▶ [Written problem]:
Output all of the data below exactly as given.

###

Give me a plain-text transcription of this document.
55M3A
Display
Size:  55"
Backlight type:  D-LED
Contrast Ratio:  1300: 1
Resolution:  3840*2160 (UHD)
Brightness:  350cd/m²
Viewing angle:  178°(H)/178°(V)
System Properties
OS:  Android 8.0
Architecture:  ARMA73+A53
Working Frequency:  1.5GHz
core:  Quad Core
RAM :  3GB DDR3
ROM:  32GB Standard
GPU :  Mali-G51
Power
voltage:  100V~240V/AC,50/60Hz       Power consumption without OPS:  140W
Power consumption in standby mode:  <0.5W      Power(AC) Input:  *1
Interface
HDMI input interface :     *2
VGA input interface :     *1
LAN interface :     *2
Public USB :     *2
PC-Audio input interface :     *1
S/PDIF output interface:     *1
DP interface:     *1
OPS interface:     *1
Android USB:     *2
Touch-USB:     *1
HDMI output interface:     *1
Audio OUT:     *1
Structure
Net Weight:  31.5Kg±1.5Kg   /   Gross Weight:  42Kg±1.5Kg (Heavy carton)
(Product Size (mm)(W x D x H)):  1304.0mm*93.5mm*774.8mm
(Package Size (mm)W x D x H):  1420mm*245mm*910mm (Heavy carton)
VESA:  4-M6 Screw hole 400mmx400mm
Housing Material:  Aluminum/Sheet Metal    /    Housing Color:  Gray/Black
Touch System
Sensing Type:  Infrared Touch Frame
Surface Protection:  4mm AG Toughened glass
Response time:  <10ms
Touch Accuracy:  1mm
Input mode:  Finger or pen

###

▶ [Correct response]:
Give me a plain-text transcription of this document.
55M3A
Display
Size:  55"
Backlight type:  D-LED
Contrast Ratio:  1300: 1
Resolution:  3840*2160 (UHD)
Brightness:  350cd/m²
Viewing angle:  178°(H)/178°(V)
System Properties
OS:  Android 8.0
Architecture:  ARMA73+A53
Working Frequency:  1.5GHz
core:  Quad Core
RAM :  3GB DDR3
ROM:  32GB Standard
GPU :  Mali-G51
Power
voltage:  100V~240V/AC,50/60Hz       Power consumption without OPS:  140W
Power consumption in standby mode:  <0.5W      Power(AC) Input:  *1
Interface
HDMI input interface :     *2
VGA input interface :     *1
LAN interface :     *2
Public USB :     *2
PC-Audio input interface :     *1
S/PDIF output interface:     *1
DP interface:     *1
OPS interface:     *1
Android USB:     *2
Touch-USB:     *1
HDMI output interface:     *1
Audio OUT:     *1
Structure
Net Weight:  31.5Kg±1.5Kg   /   Gross Weight:  42Kg±1.5Kg (Heavy carton)
(Product Size (mm)(W x D x H)):  1304.0mm*93.5mm*774.8mm
(Package Size (mm)W x D x H):  1420mm*245mm*910mm (Heavy carton)
VESA:  4-M6 Screw hole 400mmx400mm
Housing Material:  Aluminum/Sheet Metal    /    Housing Color:  Gray/Black
Touch System
Sensing Type:  Infrared Touch Frame
Surface Protection:  4mm AG Toughened glass
Response time:  <10ms
Touch Accuracy:  1mm
Input mode:  Finger or pen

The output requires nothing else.